Set exercise: Repeat, line for line, the entries printed below.

## start

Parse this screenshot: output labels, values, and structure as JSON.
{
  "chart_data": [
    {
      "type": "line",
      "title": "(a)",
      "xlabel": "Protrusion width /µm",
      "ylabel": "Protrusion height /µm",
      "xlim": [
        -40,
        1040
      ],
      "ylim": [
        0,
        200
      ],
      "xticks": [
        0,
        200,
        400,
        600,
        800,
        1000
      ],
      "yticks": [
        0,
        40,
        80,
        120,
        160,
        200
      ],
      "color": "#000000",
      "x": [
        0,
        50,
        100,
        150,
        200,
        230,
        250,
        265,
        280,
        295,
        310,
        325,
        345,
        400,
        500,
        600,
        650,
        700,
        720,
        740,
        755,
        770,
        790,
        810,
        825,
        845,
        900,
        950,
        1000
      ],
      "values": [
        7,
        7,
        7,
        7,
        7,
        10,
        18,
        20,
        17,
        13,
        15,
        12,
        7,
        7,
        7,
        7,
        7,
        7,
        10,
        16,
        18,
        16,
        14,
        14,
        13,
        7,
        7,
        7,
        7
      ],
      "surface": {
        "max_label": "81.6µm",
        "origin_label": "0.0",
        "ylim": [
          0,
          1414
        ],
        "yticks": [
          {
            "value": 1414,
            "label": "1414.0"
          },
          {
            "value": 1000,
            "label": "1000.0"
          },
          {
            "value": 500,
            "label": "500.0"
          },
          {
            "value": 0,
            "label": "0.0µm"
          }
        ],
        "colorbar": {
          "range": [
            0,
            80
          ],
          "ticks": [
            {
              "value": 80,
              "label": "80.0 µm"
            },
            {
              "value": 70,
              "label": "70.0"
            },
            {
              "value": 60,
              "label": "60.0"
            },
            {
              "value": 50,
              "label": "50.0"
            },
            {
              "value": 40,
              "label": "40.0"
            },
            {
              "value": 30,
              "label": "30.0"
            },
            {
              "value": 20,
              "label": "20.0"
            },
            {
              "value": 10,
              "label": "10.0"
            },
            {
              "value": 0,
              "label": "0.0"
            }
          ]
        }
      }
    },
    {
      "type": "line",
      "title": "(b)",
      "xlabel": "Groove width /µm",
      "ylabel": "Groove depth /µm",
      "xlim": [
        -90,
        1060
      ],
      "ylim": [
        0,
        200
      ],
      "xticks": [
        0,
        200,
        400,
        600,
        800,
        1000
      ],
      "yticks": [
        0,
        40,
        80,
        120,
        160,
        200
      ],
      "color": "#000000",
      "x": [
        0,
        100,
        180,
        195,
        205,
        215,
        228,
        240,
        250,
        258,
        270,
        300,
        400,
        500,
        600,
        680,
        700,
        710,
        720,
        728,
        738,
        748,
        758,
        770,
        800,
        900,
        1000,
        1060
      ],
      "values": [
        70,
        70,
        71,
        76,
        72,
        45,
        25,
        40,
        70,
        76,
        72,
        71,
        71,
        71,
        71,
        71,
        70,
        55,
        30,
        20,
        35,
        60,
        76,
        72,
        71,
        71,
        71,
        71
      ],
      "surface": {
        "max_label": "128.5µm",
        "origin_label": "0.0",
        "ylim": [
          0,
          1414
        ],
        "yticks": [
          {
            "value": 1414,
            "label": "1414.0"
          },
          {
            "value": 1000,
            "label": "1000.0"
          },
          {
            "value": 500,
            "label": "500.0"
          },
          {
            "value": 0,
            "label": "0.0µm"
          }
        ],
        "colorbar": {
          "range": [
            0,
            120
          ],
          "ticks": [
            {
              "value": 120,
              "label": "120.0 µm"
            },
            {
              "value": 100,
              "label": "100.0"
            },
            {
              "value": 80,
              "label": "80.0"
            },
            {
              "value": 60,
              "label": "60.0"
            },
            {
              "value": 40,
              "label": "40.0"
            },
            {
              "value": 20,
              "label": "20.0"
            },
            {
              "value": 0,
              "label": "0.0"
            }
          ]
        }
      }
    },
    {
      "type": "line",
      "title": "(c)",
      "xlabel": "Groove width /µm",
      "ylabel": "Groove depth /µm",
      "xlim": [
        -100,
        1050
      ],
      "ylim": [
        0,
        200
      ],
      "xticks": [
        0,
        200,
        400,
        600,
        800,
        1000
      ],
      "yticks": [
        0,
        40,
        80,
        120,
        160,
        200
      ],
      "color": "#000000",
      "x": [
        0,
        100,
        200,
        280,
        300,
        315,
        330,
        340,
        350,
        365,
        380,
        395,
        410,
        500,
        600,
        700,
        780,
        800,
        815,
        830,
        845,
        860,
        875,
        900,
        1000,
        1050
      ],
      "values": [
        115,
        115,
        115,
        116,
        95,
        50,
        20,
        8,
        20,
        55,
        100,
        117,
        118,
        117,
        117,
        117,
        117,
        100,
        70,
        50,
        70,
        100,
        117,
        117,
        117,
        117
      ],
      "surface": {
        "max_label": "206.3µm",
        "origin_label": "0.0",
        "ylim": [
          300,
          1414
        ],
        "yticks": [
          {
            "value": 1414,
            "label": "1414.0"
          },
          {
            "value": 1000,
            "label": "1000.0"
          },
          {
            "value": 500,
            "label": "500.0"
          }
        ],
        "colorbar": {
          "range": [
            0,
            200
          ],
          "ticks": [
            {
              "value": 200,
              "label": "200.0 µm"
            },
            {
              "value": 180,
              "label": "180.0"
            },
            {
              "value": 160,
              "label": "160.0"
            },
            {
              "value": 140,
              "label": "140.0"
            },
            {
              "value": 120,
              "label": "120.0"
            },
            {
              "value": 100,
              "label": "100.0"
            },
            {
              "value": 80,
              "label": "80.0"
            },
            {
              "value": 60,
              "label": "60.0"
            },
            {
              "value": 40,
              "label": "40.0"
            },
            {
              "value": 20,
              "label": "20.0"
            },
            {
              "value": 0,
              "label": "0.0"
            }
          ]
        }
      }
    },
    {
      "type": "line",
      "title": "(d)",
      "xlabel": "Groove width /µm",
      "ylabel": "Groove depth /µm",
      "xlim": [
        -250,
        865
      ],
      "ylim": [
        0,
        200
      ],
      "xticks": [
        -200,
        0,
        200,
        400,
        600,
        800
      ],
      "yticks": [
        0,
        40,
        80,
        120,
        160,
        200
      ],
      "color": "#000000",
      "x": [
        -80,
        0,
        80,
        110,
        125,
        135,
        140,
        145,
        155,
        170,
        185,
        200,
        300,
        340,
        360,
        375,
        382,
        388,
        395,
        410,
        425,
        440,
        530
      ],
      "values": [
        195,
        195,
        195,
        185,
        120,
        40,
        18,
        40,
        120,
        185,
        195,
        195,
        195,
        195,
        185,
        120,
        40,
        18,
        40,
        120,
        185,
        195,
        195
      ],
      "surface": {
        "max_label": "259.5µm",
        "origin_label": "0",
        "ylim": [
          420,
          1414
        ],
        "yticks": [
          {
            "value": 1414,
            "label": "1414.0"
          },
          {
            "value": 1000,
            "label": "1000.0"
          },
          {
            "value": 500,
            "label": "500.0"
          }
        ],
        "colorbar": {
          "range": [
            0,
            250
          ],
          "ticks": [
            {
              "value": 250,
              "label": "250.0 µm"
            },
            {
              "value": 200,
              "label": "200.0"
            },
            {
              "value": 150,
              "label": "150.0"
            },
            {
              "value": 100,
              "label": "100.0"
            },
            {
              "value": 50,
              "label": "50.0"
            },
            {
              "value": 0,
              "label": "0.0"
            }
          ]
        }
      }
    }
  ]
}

## end

Result of this task:
Parse this screenshot: output labels, values, and structure as JSON.
{
  "chart_data": [
    {
      "type": "line",
      "title": "(a)",
      "xlabel": "Protrusion width /µm",
      "ylabel": "Protrusion height /µm",
      "xlim": [
        -40,
        1040
      ],
      "ylim": [
        0,
        200
      ],
      "xticks": [
        0,
        200,
        400,
        600,
        800,
        1000
      ],
      "yticks": [
        0,
        40,
        80,
        120,
        160,
        200
      ],
      "color": "#000000",
      "x": [
        0,
        50,
        100,
        150,
        200,
        230,
        250,
        265,
        280,
        295,
        310,
        325,
        345,
        400,
        500,
        600,
        650,
        700,
        720,
        740,
        755,
        770,
        790,
        810,
        825,
        845,
        900,
        950,
        1000
      ],
      "values": [
        7,
        7,
        7,
        7,
        7,
        10,
        18,
        20,
        17,
        13,
        15,
        12,
        7,
        7,
        7,
        7,
        7,
        7,
        10,
        16,
        18,
        16,
        14,
        14,
        13,
        7,
        7,
        7,
        7
      ],
      "surface": {
        "max_label": "81.6µm",
        "origin_label": "0.0",
        "ylim": [
          0,
          1414
        ],
        "yticks": [
          {
            "value": 1414,
            "label": "1414.0"
          },
          {
            "value": 1000,
            "label": "1000.0"
          },
          {
            "value": 500,
            "label": "500.0"
          },
          {
            "value": 0,
            "label": "0.0µm"
          }
        ],
        "colorbar": {
          "range": [
            0,
            80
          ],
          "ticks": [
            {
              "value": 80,
              "label": "80.0 µm"
            },
            {
              "value": 70,
              "label": "70.0"
            },
            {
              "value": 60,
              "label": "60.0"
            },
            {
              "value": 50,
              "label": "50.0"
            },
            {
              "value": 40,
              "label": "40.0"
            },
            {
              "value": 30,
              "label": "30.0"
            },
            {
              "value": 20,
              "label": "20.0"
            },
            {
              "value": 10,
              "label": "10.0"
            },
            {
              "value": 0,
              "label": "0.0"
            }
          ]
        }
      }
    },
    {
      "type": "line",
      "title": "(b)",
      "xlabel": "Groove width /µm",
      "ylabel": "Groove depth /µm",
      "xlim": [
        -90,
        1060
      ],
      "ylim": [
        0,
        200
      ],
      "xticks": [
        0,
        200,
        400,
        600,
        800,
        1000
      ],
      "yticks": [
        0,
        40,
        80,
        120,
        160,
        200
      ],
      "color": "#000000",
      "x": [
        0,
        100,
        180,
        195,
        205,
        215,
        228,
        240,
        250,
        258,
        270,
        300,
        400,
        500,
        600,
        680,
        700,
        710,
        720,
        728,
        738,
        748,
        758,
        770,
        800,
        900,
        1000,
        1060
      ],
      "values": [
        70,
        70,
        71,
        76,
        72,
        45,
        25,
        40,
        70,
        76,
        72,
        71,
        71,
        71,
        71,
        71,
        70,
        55,
        30,
        20,
        35,
        60,
        76,
        72,
        71,
        71,
        71,
        71
      ],
      "surface": {
        "max_label": "128.5µm",
        "origin_label": "0.0",
        "ylim": [
          0,
          1414
        ],
        "yticks": [
          {
            "value": 1414,
            "label": "1414.0"
          },
          {
            "value": 1000,
            "label": "1000.0"
          },
          {
            "value": 500,
            "label": "500.0"
          },
          {
            "value": 0,
            "label": "0.0µm"
          }
        ],
        "colorbar": {
          "range": [
            0,
            120
          ],
          "ticks": [
            {
              "value": 120,
              "label": "120.0 µm"
            },
            {
              "value": 100,
              "label": "100.0"
            },
            {
              "value": 80,
              "label": "80.0"
            },
            {
              "value": 60,
              "label": "60.0"
            },
            {
              "value": 40,
              "label": "40.0"
            },
            {
              "value": 20,
              "label": "20.0"
            },
            {
              "value": 0,
              "label": "0.0"
            }
          ]
        }
      }
    },
    {
      "type": "line",
      "title": "(c)",
      "xlabel": "Groove width /µm",
      "ylabel": "Groove depth /µm",
      "xlim": [
        -100,
        1050
      ],
      "ylim": [
        0,
        200
      ],
      "xticks": [
        0,
        200,
        400,
        600,
        800,
        1000
      ],
      "yticks": [
        0,
        40,
        80,
        120,
        160,
        200
      ],
      "color": "#000000",
      "x": [
        0,
        100,
        200,
        280,
        300,
        315,
        330,
        340,
        350,
        365,
        380,
        395,
        410,
        500,
        600,
        700,
        780,
        800,
        815,
        830,
        845,
        860,
        875,
        900,
        1000,
        1050
      ],
      "values": [
        115,
        115,
        115,
        116,
        95,
        50,
        20,
        8,
        20,
        55,
        100,
        117,
        118,
        117,
        117,
        117,
        117,
        100,
        70,
        50,
        70,
        100,
        117,
        117,
        117,
        117
      ],
      "surface": {
        "max_label": "206.3µm",
        "origin_label": "0.0",
        "ylim": [
          300,
          1414
        ],
        "yticks": [
          {
            "value": 1414,
            "label": "1414.0"
          },
          {
            "value": 1000,
            "label": "1000.0"
          },
          {
            "value": 500,
            "label": "500.0"
          }
        ],
        "colorbar": {
          "range": [
            0,
            200
          ],
          "ticks": [
            {
              "value": 200,
              "label": "200.0 µm"
            },
            {
              "value": 180,
              "label": "180.0"
            },
            {
              "value": 160,
              "label": "160.0"
            },
            {
              "value": 140,
              "label": "140.0"
            },
            {
              "value": 120,
              "label": "120.0"
            },
            {
              "value": 100,
              "label": "100.0"
            },
            {
              "value": 80,
              "label": "80.0"
            },
            {
              "value": 60,
              "label": "60.0"
            },
            {
              "value": 40,
              "label": "40.0"
            },
            {
              "value": 20,
              "label": "20.0"
            },
            {
              "value": 0,
              "label": "0.0"
            }
          ]
        }
      }
    },
    {
      "type": "line",
      "title": "(d)",
      "xlabel": "Groove width /µm",
      "ylabel": "Groove depth /µm",
      "xlim": [
        -250,
        865
      ],
      "ylim": [
        0,
        200
      ],
      "xticks": [
        -200,
        0,
        200,
        400,
        600,
        800
      ],
      "yticks": [
        0,
        40,
        80,
        120,
        160,
        200
      ],
      "color": "#000000",
      "x": [
        -80,
        0,
        80,
        110,
        125,
        135,
        140,
        145,
        155,
        170,
        185,
        200,
        300,
        340,
        360,
        375,
        382,
        388,
        395,
        410,
        425,
        440,
        530
      ],
      "values": [
        195,
        195,
        195,
        185,
        120,
        40,
        18,
        40,
        120,
        185,
        195,
        195,
        195,
        195,
        185,
        120,
        40,
        18,
        40,
        120,
        185,
        195,
        195
      ],
      "surface": {
        "max_label": "259.5µm",
        "origin_label": "0",
        "ylim": [
          420,
          1414
        ],
        "yticks": [
          {
            "value": 1414,
            "label": "1414.0"
          },
          {
            "value": 1000,
            "label": "1000.0"
          },
          {
            "value": 500,
            "label": "500.0"
          }
        ],
        "colorbar": {
          "range": [
            0,
            250
          ],
          "ticks": [
            {
              "value": 250,
              "label": "250.0 µm"
            },
            {
              "value": 200,
              "label": "200.0"
            },
            {
              "value": 150,
              "label": "150.0"
            },
            {
              "value": 100,
              "label": "100.0"
            },
            {
              "value": 50,
              "label": "50.0"
            },
            {
              "value": 0,
              "label": "0.0"
            }
          ]
        }
      }
    }
  ]
}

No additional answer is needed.